··· Entries provided

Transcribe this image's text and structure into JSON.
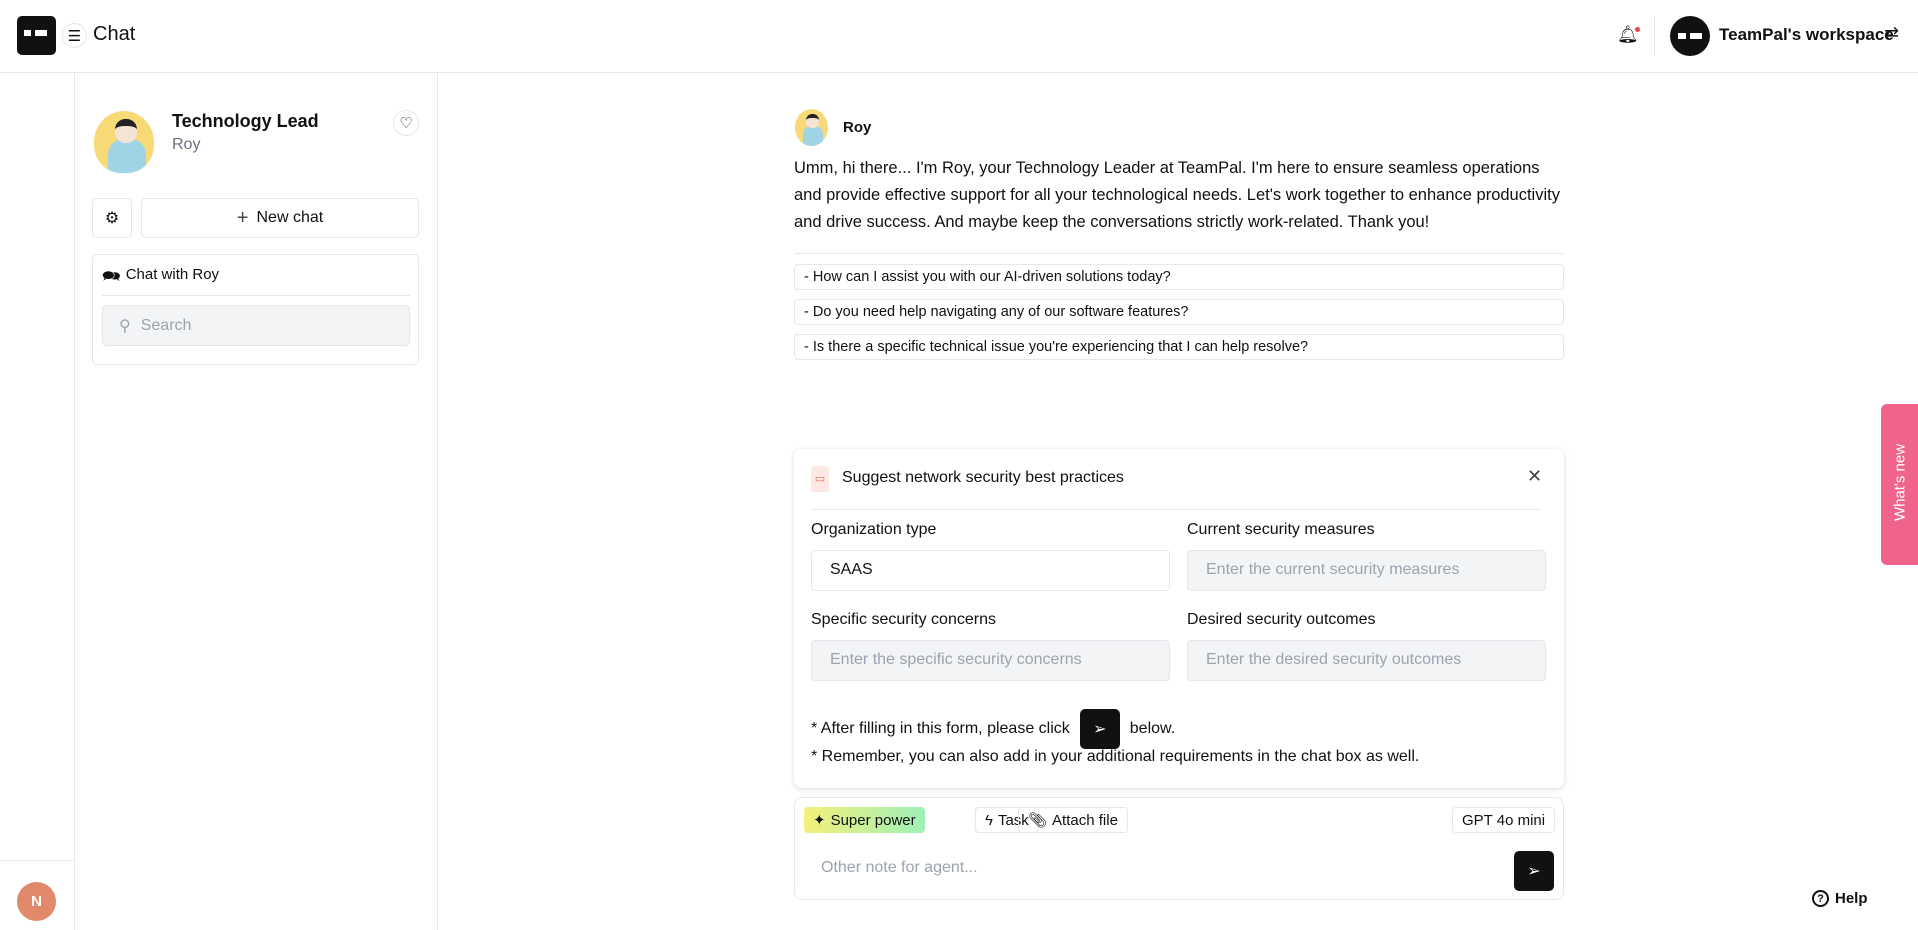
{
  "header": {
    "title": "Chat",
    "workspace": "TeamPal's workspace"
  },
  "rail": {
    "user_initial": "N"
  },
  "sidebar": {
    "agent_title": "Technology Lead",
    "agent_name": "Roy",
    "new_chat": "New chat",
    "chat_list_title": "Chat with Roy",
    "search_placeholder": "Search"
  },
  "message": {
    "sender": "Roy",
    "text": "Umm, hi there... I'm Roy, your Technology Leader at TeamPal. I'm here to ensure seamless operations and provide effective support for all your technological needs. Let's work together to enhance productivity and drive success. And maybe keep the conversations strictly work-related. Thank you!",
    "suggestions": [
      "- How can I assist you with our AI-driven solutions today?",
      "- Do you need help navigating any of our software features?",
      "- Is there a specific technical issue you're experiencing that I can help resolve?"
    ]
  },
  "form": {
    "title": "Suggest network security best practices",
    "fields": [
      {
        "label": "Organization type",
        "value": "SAAS",
        "placeholder": ""
      },
      {
        "label": "Current security measures",
        "value": "",
        "placeholder": "Enter the current security measures"
      },
      {
        "label": "Specific security concerns",
        "value": "",
        "placeholder": "Enter the specific security concerns"
      },
      {
        "label": "Desired security outcomes",
        "value": "",
        "placeholder": "Enter the desired security outcomes"
      }
    ],
    "note1_before": "* After filling in this form, please click",
    "note1_after": "below.",
    "note2": "* Remember, you can also add in your additional requirements in the chat box as well."
  },
  "composer": {
    "super_power": "Super power",
    "task": "Task",
    "attach": "Attach file",
    "model": "GPT 4o mini",
    "placeholder": "Other note for agent..."
  },
  "whats_new": "What's new",
  "help": "Help",
  "colors": {
    "accent_dark": "#111111",
    "whats_new": "#f0648c",
    "avatar_n": "#e0896b"
  }
}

······

• **Stated exercise**: Without the images, write out each line of the data verbatim.

• **The answer**:
Transcribe this image's text and structure into JSON.
{
  "header": {
    "title": "Chat",
    "workspace": "TeamPal's workspace"
  },
  "rail": {
    "user_initial": "N"
  },
  "sidebar": {
    "agent_title": "Technology Lead",
    "agent_name": "Roy",
    "new_chat": "New chat",
    "chat_list_title": "Chat with Roy",
    "search_placeholder": "Search"
  },
  "message": {
    "sender": "Roy",
    "text": "Umm, hi there... I'm Roy, your Technology Leader at TeamPal. I'm here to ensure seamless operations and provide effective support for all your technological needs. Let's work together to enhance productivity and drive success. And maybe keep the conversations strictly work-related. Thank you!",
    "suggestions": [
      "- How can I assist you with our AI-driven solutions today?",
      "- Do you need help navigating any of our software features?",
      "- Is there a specific technical issue you're experiencing that I can help resolve?"
    ]
  },
  "form": {
    "title": "Suggest network security best practices",
    "fields": [
      {
        "label": "Organization type",
        "value": "SAAS",
        "placeholder": ""
      },
      {
        "label": "Current security measures",
        "value": "",
        "placeholder": "Enter the current security measures"
      },
      {
        "label": "Specific security concerns",
        "value": "",
        "placeholder": "Enter the specific security concerns"
      },
      {
        "label": "Desired security outcomes",
        "value": "",
        "placeholder": "Enter the desired security outcomes"
      }
    ],
    "note1_before": "* After filling in this form, please click",
    "note1_after": "below.",
    "note2": "* Remember, you can also add in your additional requirements in the chat box as well."
  },
  "composer": {
    "super_power": "Super power",
    "task": "Task",
    "attach": "Attach file",
    "model": "GPT 4o mini",
    "placeholder": "Other note for agent..."
  },
  "whats_new": "What's new",
  "help": "Help",
  "colors": {
    "accent_dark": "#111111",
    "whats_new": "#f0648c",
    "avatar_n": "#e0896b"
  }
}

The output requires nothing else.